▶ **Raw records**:
- - - -

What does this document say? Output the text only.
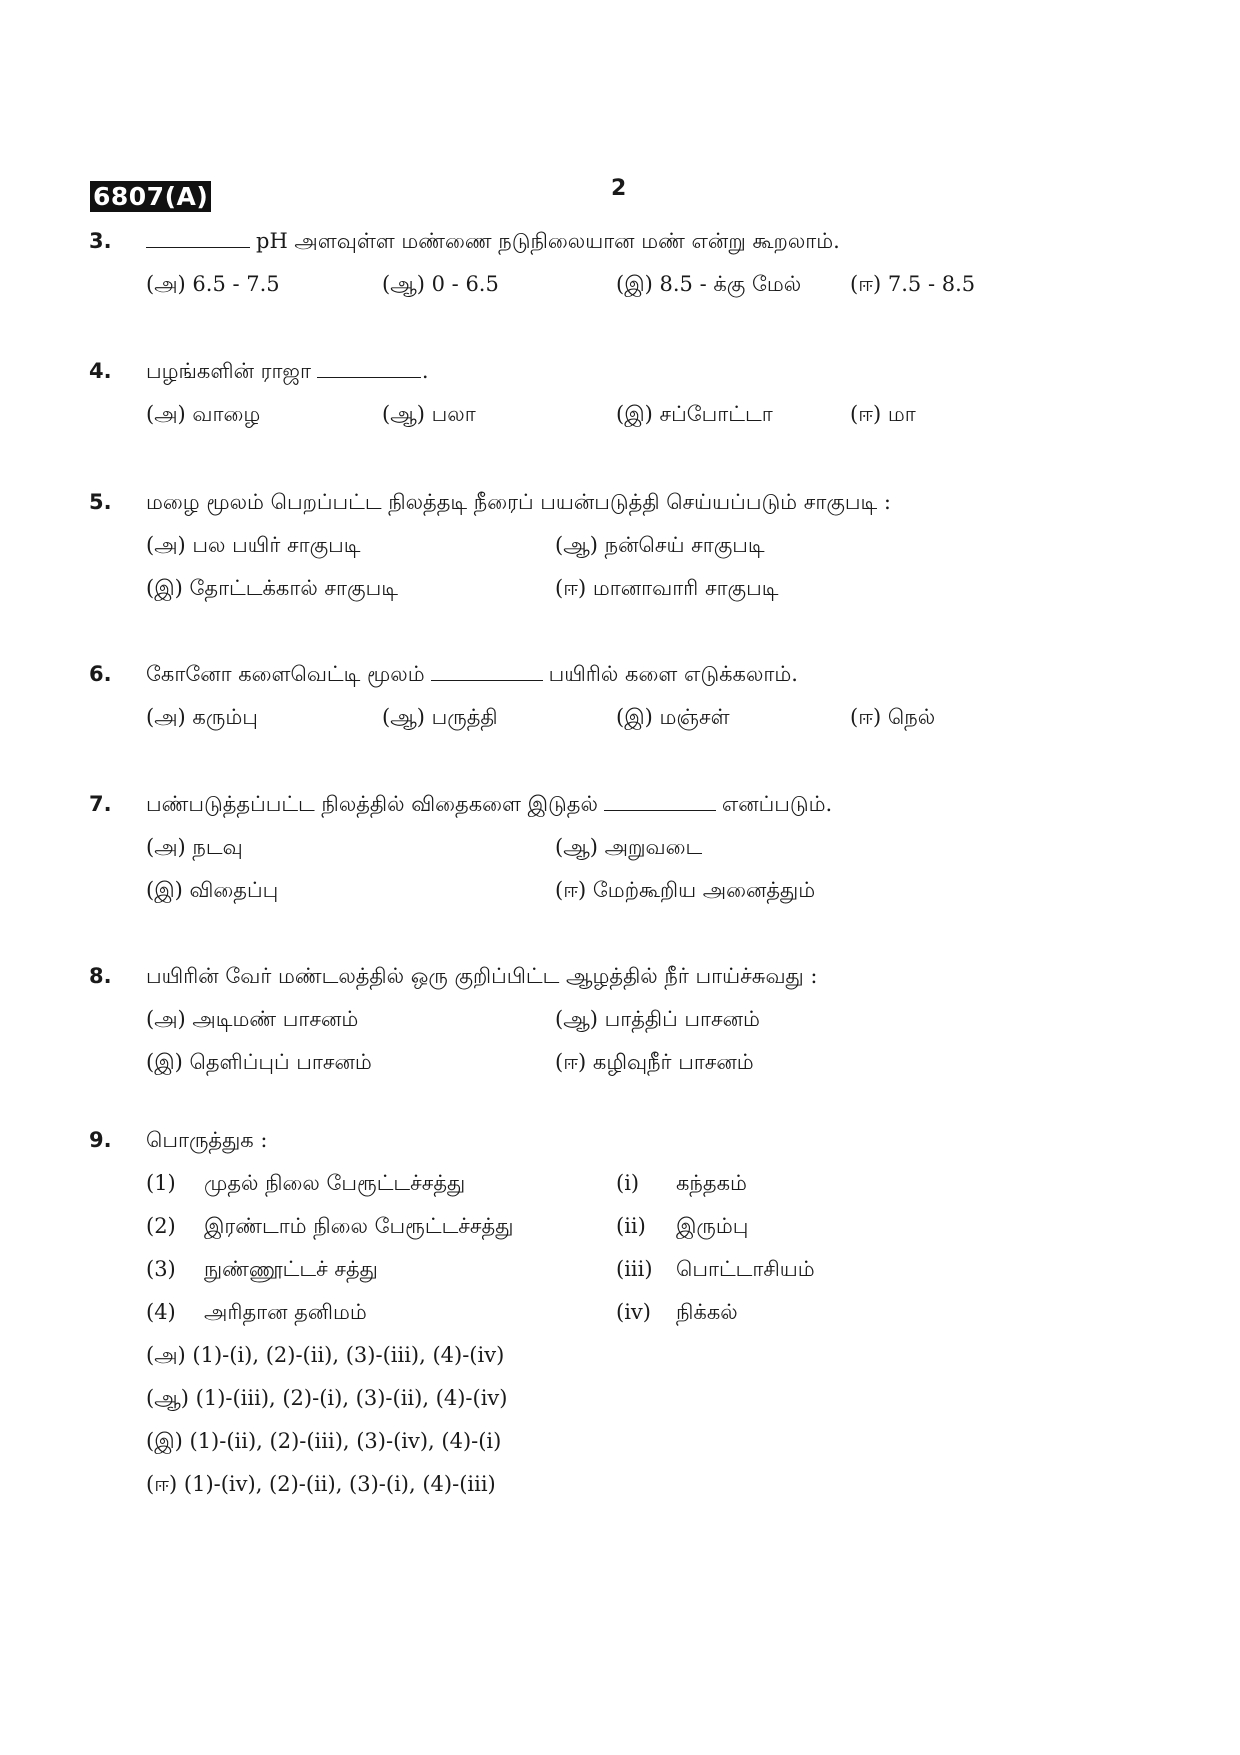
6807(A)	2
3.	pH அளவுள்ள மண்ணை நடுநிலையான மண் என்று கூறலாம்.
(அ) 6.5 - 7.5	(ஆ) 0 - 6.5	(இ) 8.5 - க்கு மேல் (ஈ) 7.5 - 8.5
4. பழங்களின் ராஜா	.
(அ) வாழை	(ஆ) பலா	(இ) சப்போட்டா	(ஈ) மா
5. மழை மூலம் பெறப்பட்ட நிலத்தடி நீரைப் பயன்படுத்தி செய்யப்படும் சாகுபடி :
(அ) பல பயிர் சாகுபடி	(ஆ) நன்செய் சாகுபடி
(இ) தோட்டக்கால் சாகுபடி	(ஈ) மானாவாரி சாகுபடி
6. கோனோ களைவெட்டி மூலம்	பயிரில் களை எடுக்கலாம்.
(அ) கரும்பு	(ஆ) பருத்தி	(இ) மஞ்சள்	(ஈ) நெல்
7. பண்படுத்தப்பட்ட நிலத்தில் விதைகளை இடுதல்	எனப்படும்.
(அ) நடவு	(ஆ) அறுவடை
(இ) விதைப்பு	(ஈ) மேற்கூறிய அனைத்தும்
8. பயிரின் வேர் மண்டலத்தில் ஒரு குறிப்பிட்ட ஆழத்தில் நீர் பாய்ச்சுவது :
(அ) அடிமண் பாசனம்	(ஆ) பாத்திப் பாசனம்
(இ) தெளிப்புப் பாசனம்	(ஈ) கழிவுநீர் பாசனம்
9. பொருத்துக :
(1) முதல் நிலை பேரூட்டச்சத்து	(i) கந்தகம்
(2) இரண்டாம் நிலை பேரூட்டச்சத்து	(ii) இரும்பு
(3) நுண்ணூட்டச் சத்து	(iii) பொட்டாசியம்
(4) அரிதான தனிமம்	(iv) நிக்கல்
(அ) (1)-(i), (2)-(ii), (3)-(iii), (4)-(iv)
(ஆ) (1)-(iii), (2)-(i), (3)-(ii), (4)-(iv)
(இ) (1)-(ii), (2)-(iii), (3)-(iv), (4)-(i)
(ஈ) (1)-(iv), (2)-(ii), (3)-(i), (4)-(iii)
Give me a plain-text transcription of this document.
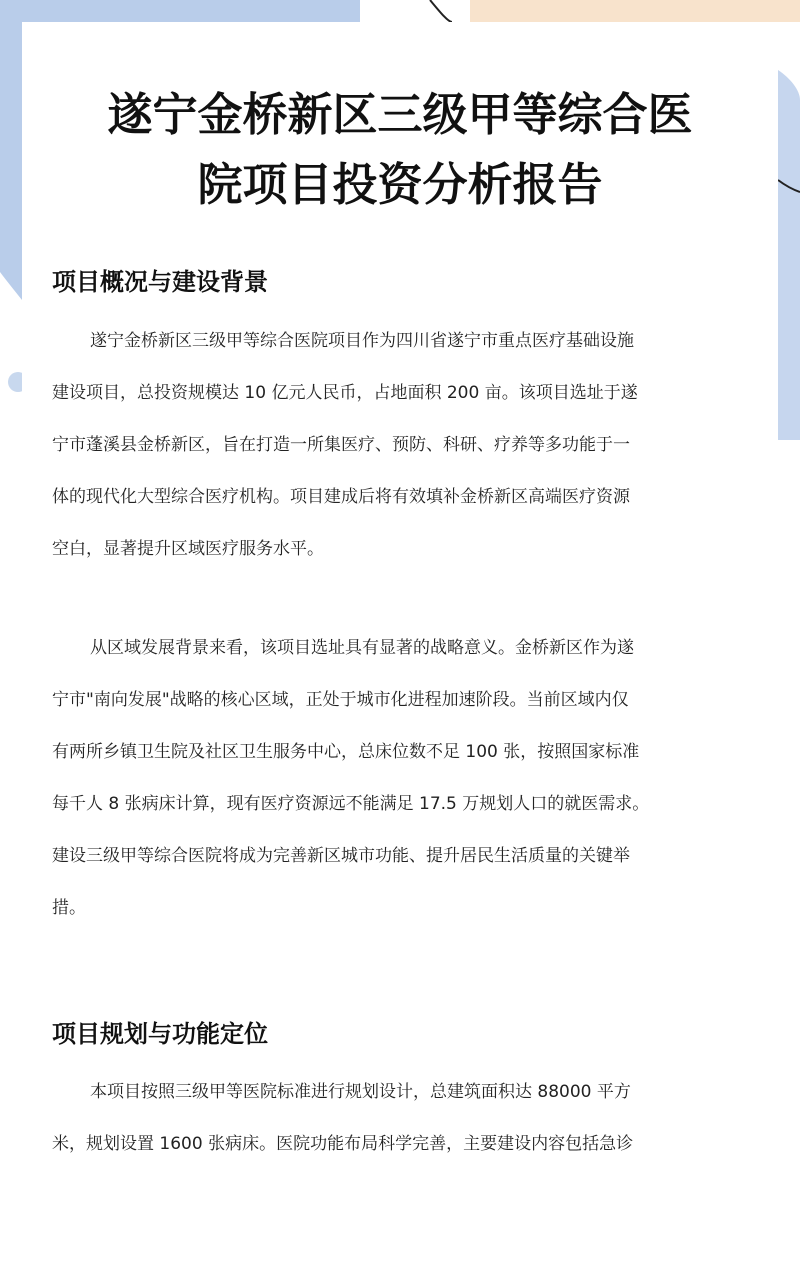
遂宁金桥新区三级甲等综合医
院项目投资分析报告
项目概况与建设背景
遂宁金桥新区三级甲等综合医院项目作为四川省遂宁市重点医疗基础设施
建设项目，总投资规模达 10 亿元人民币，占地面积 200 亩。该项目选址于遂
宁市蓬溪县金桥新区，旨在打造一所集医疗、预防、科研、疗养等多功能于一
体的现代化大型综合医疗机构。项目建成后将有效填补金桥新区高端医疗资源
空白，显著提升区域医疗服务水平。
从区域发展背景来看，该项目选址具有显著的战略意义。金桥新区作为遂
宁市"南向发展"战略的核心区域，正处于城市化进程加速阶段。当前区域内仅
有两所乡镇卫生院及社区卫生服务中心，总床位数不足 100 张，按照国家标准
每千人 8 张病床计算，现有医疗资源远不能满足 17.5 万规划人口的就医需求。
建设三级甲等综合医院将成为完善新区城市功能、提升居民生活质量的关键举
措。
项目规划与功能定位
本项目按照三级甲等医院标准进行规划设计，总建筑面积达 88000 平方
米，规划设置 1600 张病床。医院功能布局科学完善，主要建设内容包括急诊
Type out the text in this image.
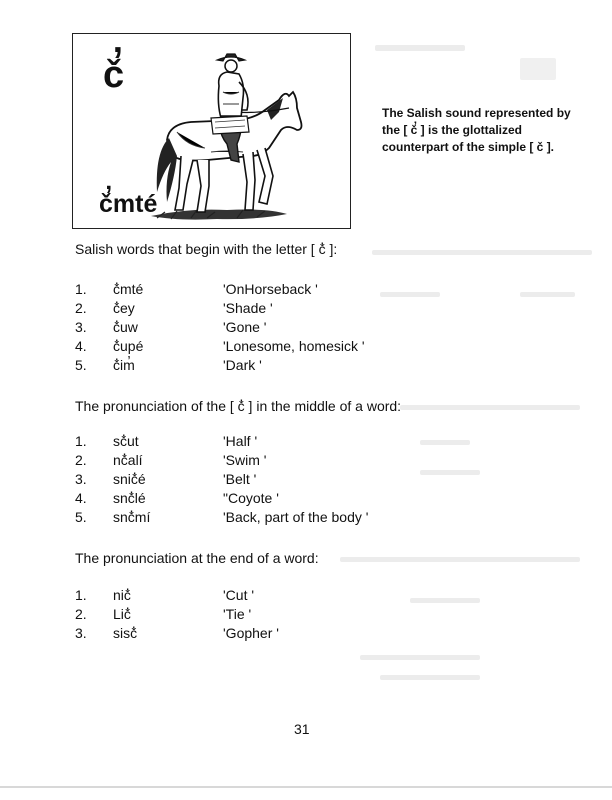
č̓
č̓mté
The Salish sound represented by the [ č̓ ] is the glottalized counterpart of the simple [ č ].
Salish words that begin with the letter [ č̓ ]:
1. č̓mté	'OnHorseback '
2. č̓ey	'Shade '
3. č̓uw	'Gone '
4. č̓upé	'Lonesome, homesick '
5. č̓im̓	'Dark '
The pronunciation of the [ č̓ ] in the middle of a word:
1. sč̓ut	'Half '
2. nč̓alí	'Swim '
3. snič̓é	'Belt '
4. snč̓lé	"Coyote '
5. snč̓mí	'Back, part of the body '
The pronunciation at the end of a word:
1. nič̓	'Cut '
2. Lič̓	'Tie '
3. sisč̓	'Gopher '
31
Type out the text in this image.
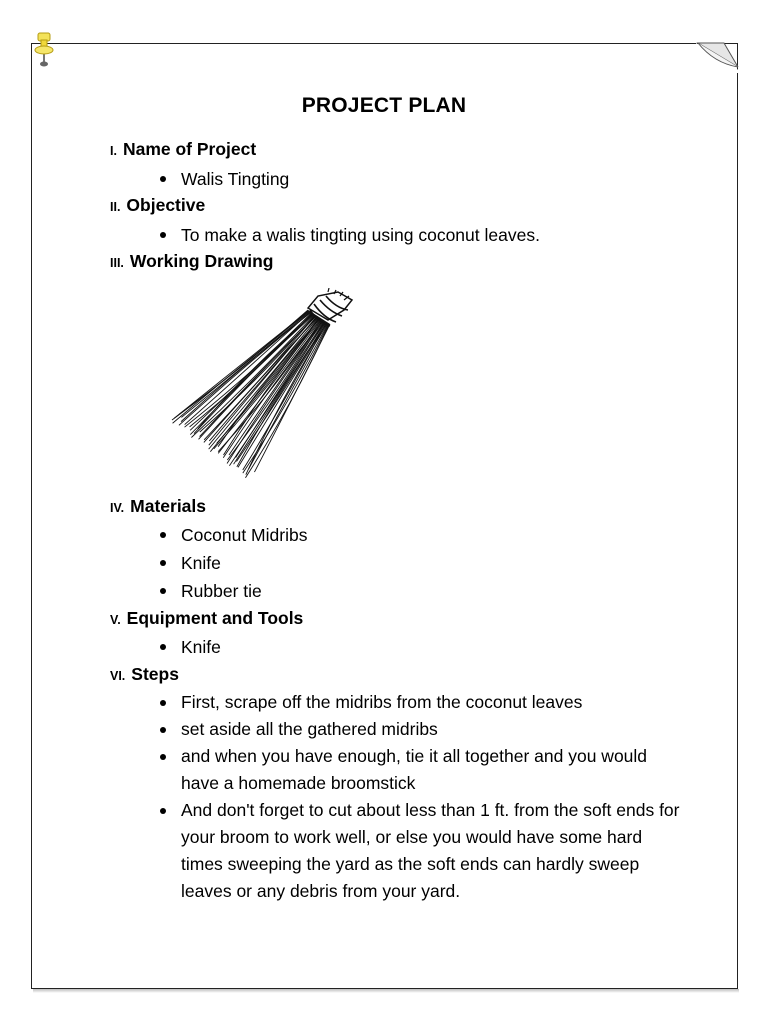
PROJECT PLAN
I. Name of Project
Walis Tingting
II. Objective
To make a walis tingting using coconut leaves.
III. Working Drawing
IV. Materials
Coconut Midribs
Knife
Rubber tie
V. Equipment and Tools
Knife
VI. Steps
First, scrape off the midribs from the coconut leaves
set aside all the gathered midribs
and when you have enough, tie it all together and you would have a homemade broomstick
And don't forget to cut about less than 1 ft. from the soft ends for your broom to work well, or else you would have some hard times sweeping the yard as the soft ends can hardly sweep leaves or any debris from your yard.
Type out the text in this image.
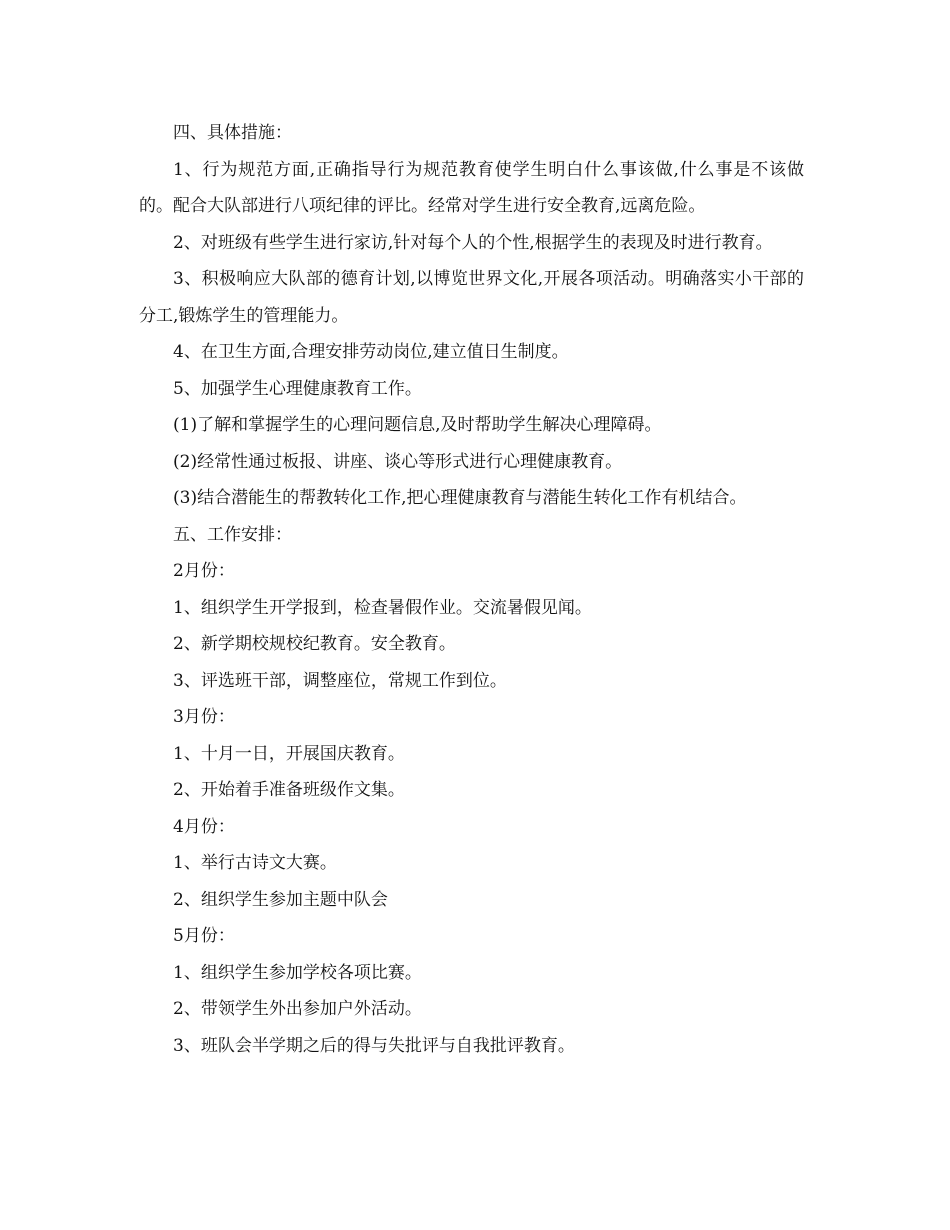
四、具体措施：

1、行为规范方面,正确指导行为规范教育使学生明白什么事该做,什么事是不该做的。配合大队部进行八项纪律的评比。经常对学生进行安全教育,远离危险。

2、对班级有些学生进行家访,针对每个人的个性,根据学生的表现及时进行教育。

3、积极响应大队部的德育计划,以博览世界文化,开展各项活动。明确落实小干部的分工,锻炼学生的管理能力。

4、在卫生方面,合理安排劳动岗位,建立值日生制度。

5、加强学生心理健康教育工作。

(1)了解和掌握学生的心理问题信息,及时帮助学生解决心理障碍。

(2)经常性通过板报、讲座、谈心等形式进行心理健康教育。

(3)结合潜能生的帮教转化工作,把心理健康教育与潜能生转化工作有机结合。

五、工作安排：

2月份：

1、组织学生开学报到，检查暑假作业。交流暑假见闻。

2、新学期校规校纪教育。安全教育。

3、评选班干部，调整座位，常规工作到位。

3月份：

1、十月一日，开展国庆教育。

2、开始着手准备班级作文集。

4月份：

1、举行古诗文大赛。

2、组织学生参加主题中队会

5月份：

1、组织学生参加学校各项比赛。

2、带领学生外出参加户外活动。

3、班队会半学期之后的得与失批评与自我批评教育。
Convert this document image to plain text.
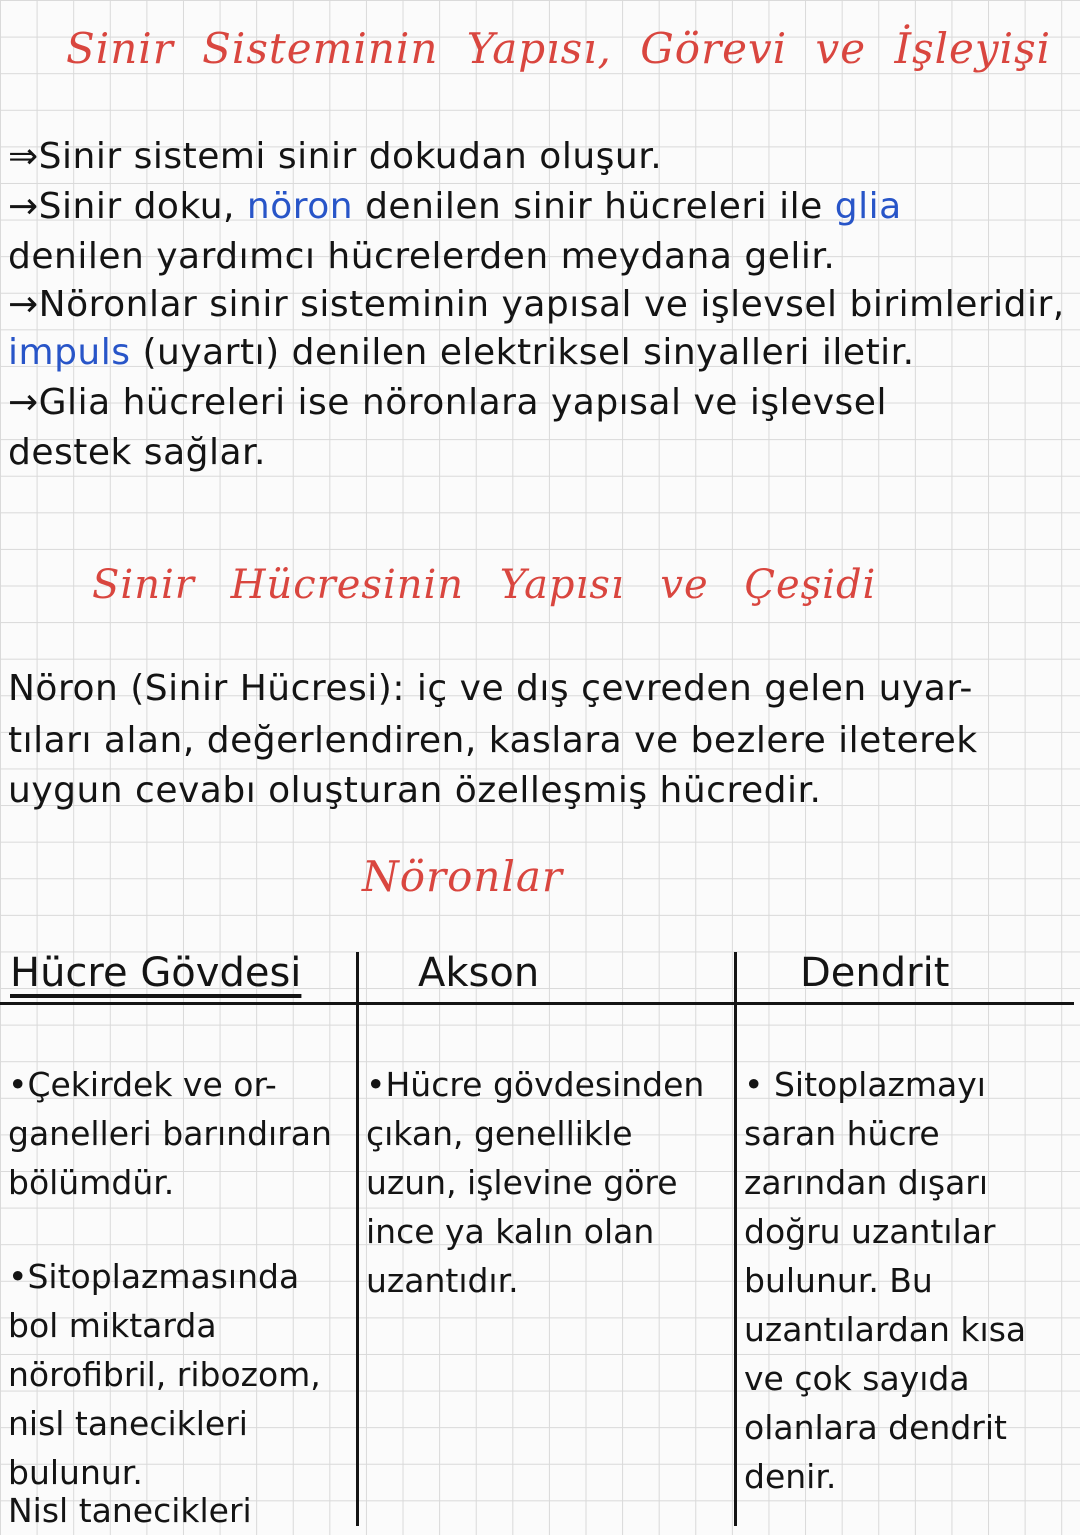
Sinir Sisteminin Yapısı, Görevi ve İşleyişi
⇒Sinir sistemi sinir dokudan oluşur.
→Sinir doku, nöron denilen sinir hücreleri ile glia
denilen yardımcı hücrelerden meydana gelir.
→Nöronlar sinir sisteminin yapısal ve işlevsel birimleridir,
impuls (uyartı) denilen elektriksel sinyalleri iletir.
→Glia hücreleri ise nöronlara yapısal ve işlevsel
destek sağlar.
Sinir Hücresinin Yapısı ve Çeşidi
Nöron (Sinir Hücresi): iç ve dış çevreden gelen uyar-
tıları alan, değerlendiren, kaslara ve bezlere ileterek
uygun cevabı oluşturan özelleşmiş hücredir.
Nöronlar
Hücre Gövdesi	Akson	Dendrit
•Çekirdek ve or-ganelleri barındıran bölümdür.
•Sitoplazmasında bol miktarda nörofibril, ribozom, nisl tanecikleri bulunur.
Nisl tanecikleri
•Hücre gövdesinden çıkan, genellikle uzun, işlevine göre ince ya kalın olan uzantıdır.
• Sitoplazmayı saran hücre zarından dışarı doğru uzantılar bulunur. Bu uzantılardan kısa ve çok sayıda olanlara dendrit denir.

- - - -

▶ **What you are asked to do**: Starting at the line containing "Convert this document image to plain text.", write out each line through the last one in the listing above, inclusive, and nothing else. Pictures are excluded from the copy.

▶ **Response to the task**:
Convert this document image to plain text.
Sinir Sisteminin Yapısı, Görevi ve İşleyişi
⇒Sinir sistemi sinir dokudan oluşur.
→Sinir doku, nöron denilen sinir hücreleri ile glia
denilen yardımcı hücrelerden meydana gelir.
→Nöronlar sinir sisteminin yapısal ve işlevsel birimleridir,
impuls (uyartı) denilen elektriksel sinyalleri iletir.
→Glia hücreleri ise nöronlara yapısal ve işlevsel
destek sağlar.
Sinir Hücresinin Yapısı ve Çeşidi
Nöron (Sinir Hücresi): iç ve dış çevreden gelen uyar-
tıları alan, değerlendiren, kaslara ve bezlere ileterek
uygun cevabı oluşturan özelleşmiş hücredir.
Nöronlar
Hücre Gövdesi	Akson	Dendrit
•Çekirdek ve or-ganelleri barındıran bölümdür.
•Sitoplazmasında bol miktarda nörofibril, ribozom, nisl tanecikleri bulunur.
Nisl tanecikleri
•Hücre gövdesinden çıkan, genellikle uzun, işlevine göre ince ya kalın olan uzantıdır.
• Sitoplazmayı saran hücre zarından dışarı doğru uzantılar bulunur. Bu uzantılardan kısa ve çok sayıda olanlara dendrit denir.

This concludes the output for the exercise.